## WORK REQUIRED
Write out the material exactly, with the pictures left out.

## INPUT RECORDS
# # # # #

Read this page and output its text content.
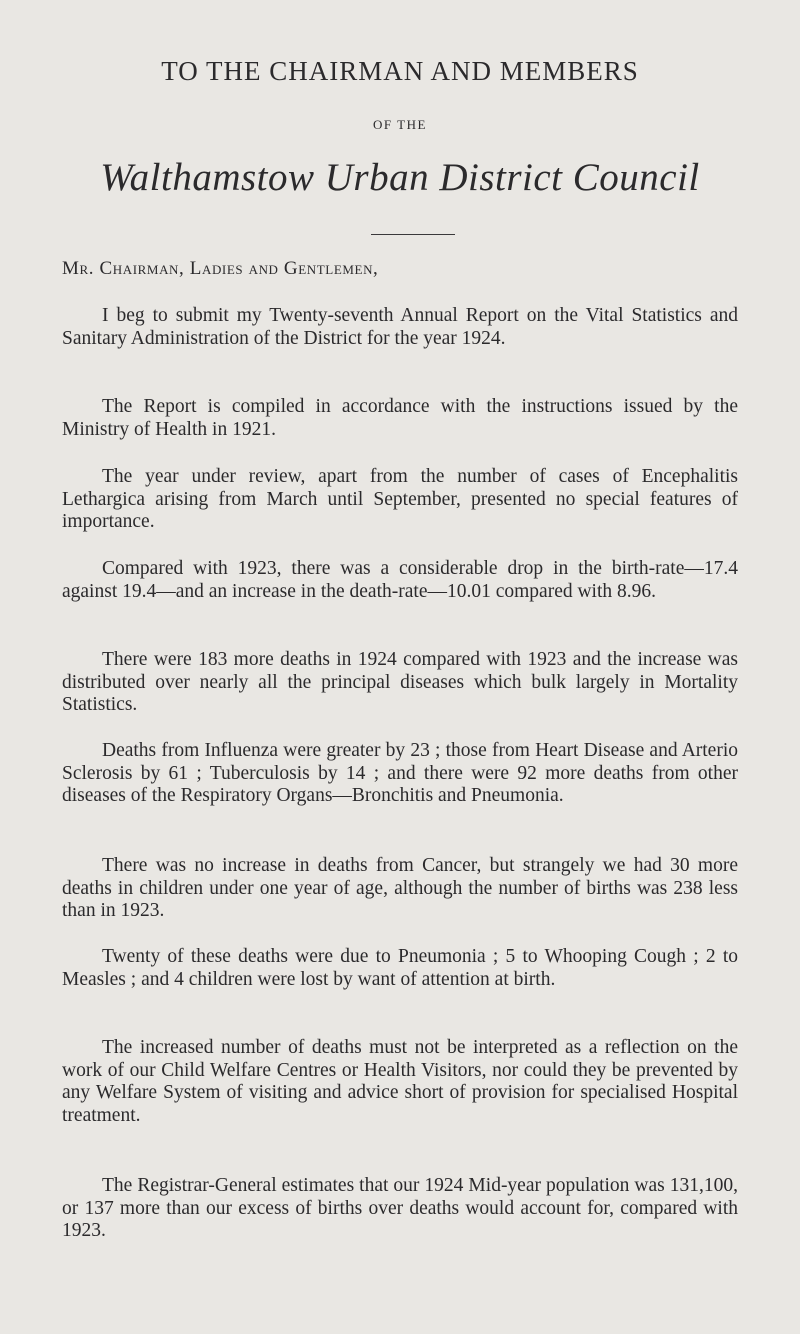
TO THE CHAIRMAN AND MEMBERS
OF THE
Walthamstow Urban District Council
Mr. Chairman, Ladies and Gentlemen,

I beg to submit my Twenty-seventh Annual Report on the Vital Statistics and Sanitary Administration of the District for the year 1924.

The Report is compiled in accordance with the instructions issued by the Ministry of Health in 1921.

The year under review, apart from the number of cases of Encephalitis Lethargica arising from March until September, presented no special features of importance.

Compared with 1923, there was a considerable drop in the birth-rate—17.4 against 19.4—and an increase in the death-rate—10.01 compared with 8.96.

There were 183 more deaths in 1924 compared with 1923 and the increase was distributed over nearly all the principal diseases which bulk largely in Mortality Statistics.

Deaths from Influenza were greater by 23 ; those from Heart Disease and Arterio Sclerosis by 61 ; Tuberculosis by 14 ; and there were 92 more deaths from other diseases of the Respiratory Organs—Bronchitis and Pneumonia.

There was no increase in deaths from Cancer, but strangely we had 30 more deaths in children under one year of age, although the number of births was 238 less than in 1923.

Twenty of these deaths were due to Pneumonia ; 5 to Whooping Cough ; 2 to Measles ; and 4 children were lost by want of attention at birth.

The increased number of deaths must not be interpreted as a reflection on the work of our Child Welfare Centres or Health Visitors, nor could they be prevented by any Welfare System of visiting and advice short of provision for specialised Hospital treatment.

The Registrar-General estimates that our 1924 Mid-year population was 131,100, or 137 more than our excess of births over deaths would account for, compared with 1923.
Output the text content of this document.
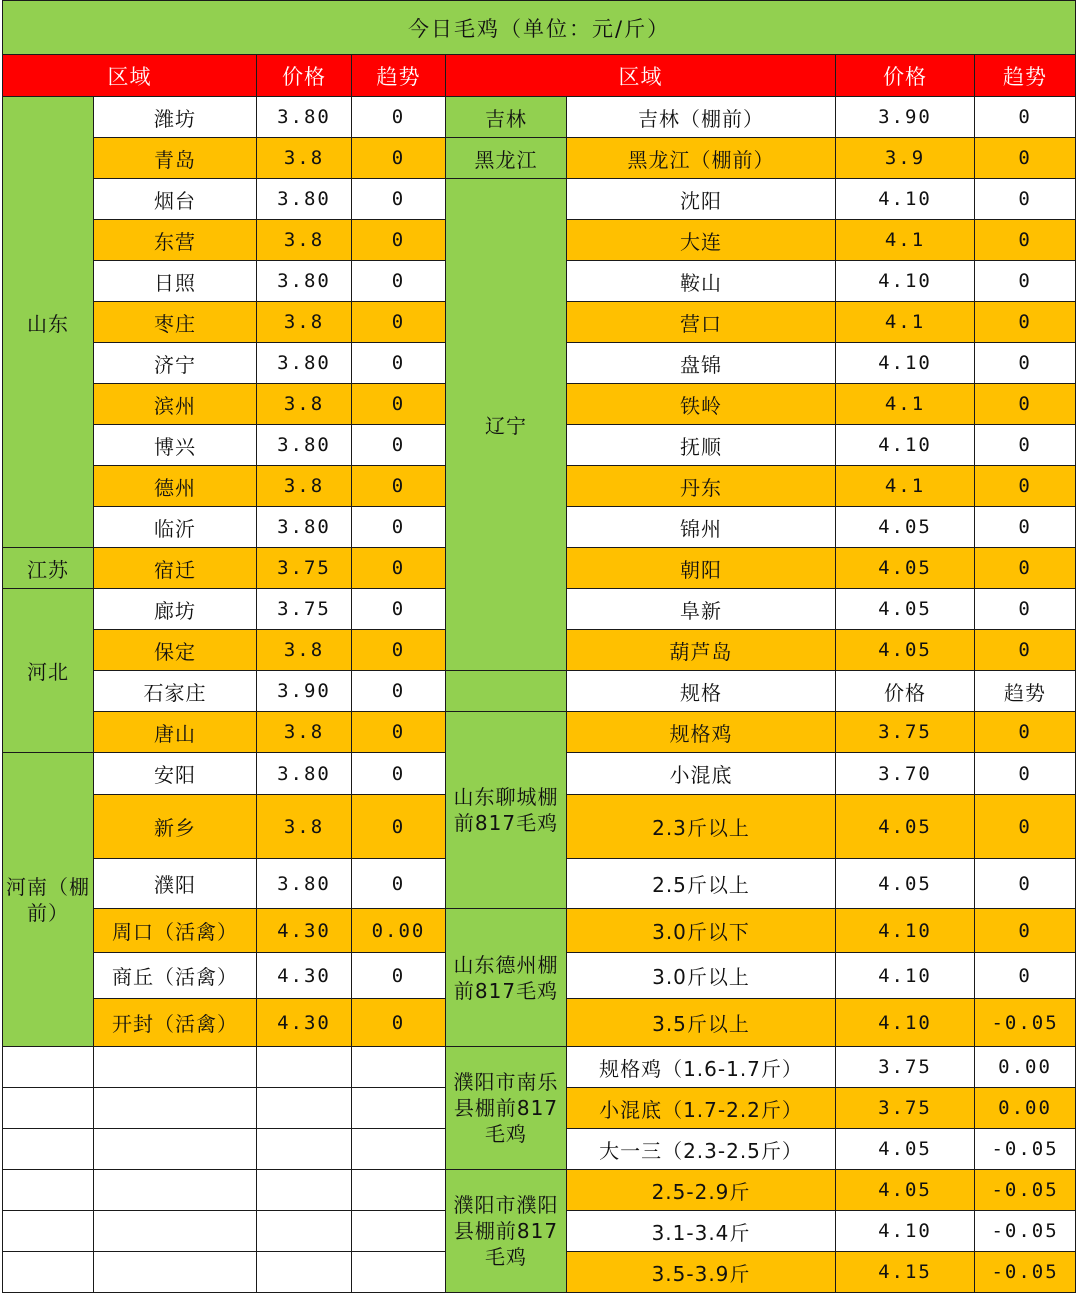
今日毛鸡（单位：元/斤）							
区域		价格	趋势	区域		价格	趋势
山东	潍坊	3.80	0	吉林	吉林（棚前）	3.90	0
	青岛	3.8	0	黑龙江	黑龙江（棚前）	3.9	0
	烟台	3.80	0	辽宁	沈阳	4.10	0
	东营	3.8	0		大连	4.1	0
	日照	3.80	0		鞍山	4.10	0
	枣庄	3.8	0		营口	4.1	0
	济宁	3.80	0		盘锦	4.10	0
	滨州	3.8	0		铁岭	4.1	0
	博兴	3.80	0		抚顺	4.10	0
	德州	3.8	0		丹东	4.1	0
	临沂	3.80	0		锦州	4.05	0
江苏	宿迁	3.75	0		朝阳	4.05	0
河北	廊坊	3.75	0		阜新	4.05	0
	保定	3.8	0		葫芦岛	4.05	0
	石家庄	3.90	0		规格	价格	趋势
	唐山	3.8	0	山东聊城棚前817毛鸡	规格鸡	3.75	0
河南（棚前）	安阳	3.80	0		小混底	3.70	0
	新乡	3.8	0		2.3斤以上	4.05	0
	濮阳	3.80	0		2.5斤以上	4.05	0
	周口（活禽）	4.30	0.00	山东德州棚前817毛鸡	3.0斤以下	4.10	0
	商丘（活禽）	4.30	0		3.0斤以上	4.10	0
	开封（活禽）	4.30	0		3.5斤以上	4.10	-0.05
				濮阳市南乐县棚前817毛鸡	规格鸡（1.6-1.7斤）	3.75	0.00
					小混底（1.7-2.2斤）	3.75	0.00
					大一三（2.3-2.5斤）	4.05	-0.05
				濮阳市濮阳县棚前817毛鸡	2.5-2.9斤	4.05	-0.05
					3.1-3.4斤	4.10	-0.05
					3.5-3.9斤	4.15	-0.05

# # # # #

## EXERCISE SOLUTION
Read this page and output its text content.
TO THE CHAIRMAN AND MEMBERS
OF THE
Walthamstow Urban District Council
Mr. Chairman, Ladies and Gentlemen,

I beg to submit my Twenty-seventh Annual Report on the Vital Statistics and Sanitary Administration of the District for the year 1924.

The Report is compiled in accordance with the instructions issued by the Ministry of Health in 1921.

The year under review, apart from the number of cases of Encephalitis Lethargica arising from March until September, presented no special features of importance.

Compared with 1923, there was a considerable drop in the birth-rate—17.4 against 19.4—and an increase in the death-rate—10.01 compared with 8.96.

There were 183 more deaths in 1924 compared with 1923 and the increase was distributed over nearly all the principal diseases which bulk largely in Mortality Statistics.

Deaths from Influenza were greater by 23 ; those from Heart Disease and Arterio Sclerosis by 61 ; Tuberculosis by 14 ; and there were 92 more deaths from other diseases of the Respiratory Organs—Bronchitis and Pneumonia.

There was no increase in deaths from Cancer, but strangely we had 30 more deaths in children under one year of age, although the number of births was 238 less than in 1923.

Twenty of these deaths were due to Pneumonia ; 5 to Whooping Cough ; 2 to Measles ; and 4 children were lost by want of attention at birth.

The increased number of deaths must not be interpreted as a reflection on the work of our Child Welfare Centres or Health Visitors, nor could they be prevented by any Welfare System of visiting and advice short of provision for specialised Hospital treatment.

The Registrar-General estimates that our 1924 Mid-year population was 131,100, or 137 more than our excess of births over deaths would account for, compared with 1923.
Output the text content of this document.
今日毛鸡（单位：元/斤）							
区域		价格	趋势	区域		价格	趋势
山东	潍坊	3.80	0	吉林	吉林（棚前）	3.90	0
	青岛	3.8	0	黑龙江	黑龙江（棚前）	3.9	0
	烟台	3.80	0	辽宁	沈阳	4.10	0
	东营	3.8	0		大连	4.1	0
	日照	3.80	0		鞍山	4.10	0
	枣庄	3.8	0		营口	4.1	0
	济宁	3.80	0		盘锦	4.10	0
	滨州	3.8	0		铁岭	4.1	0
	博兴	3.80	0		抚顺	4.10	0
	德州	3.8	0		丹东	4.1	0
	临沂	3.80	0		锦州	4.05	0
江苏	宿迁	3.75	0		朝阳	4.05	0
河北	廊坊	3.75	0		阜新	4.05	0
	保定	3.8	0		葫芦岛	4.05	0
	石家庄	3.90	0		规格	价格	趋势
	唐山	3.8	0	山东聊城棚前817毛鸡	规格鸡	3.75	0
河南（棚前）	安阳	3.80	0		小混底	3.70	0
	新乡	3.8	0		2.3斤以上	4.05	0
	濮阳	3.80	0		2.5斤以上	4.05	0
	周口（活禽）	4.30	0.00	山东德州棚前817毛鸡	3.0斤以下	4.10	0
	商丘（活禽）	4.30	0		3.0斤以上	4.10	0
	开封（活禽）	4.30	0		3.5斤以上	4.10	-0.05
				濮阳市南乐县棚前817毛鸡	规格鸡（1.6-1.7斤）	3.75	0.00
					小混底（1.7-2.2斤）	3.75	0.00
					大一三（2.3-2.5斤）	4.05	-0.05
				濮阳市濮阳县棚前817毛鸡	2.5-2.9斤	4.05	-0.05
					3.1-3.4斤	4.10	-0.05
					3.5-3.9斤	4.15	-0.05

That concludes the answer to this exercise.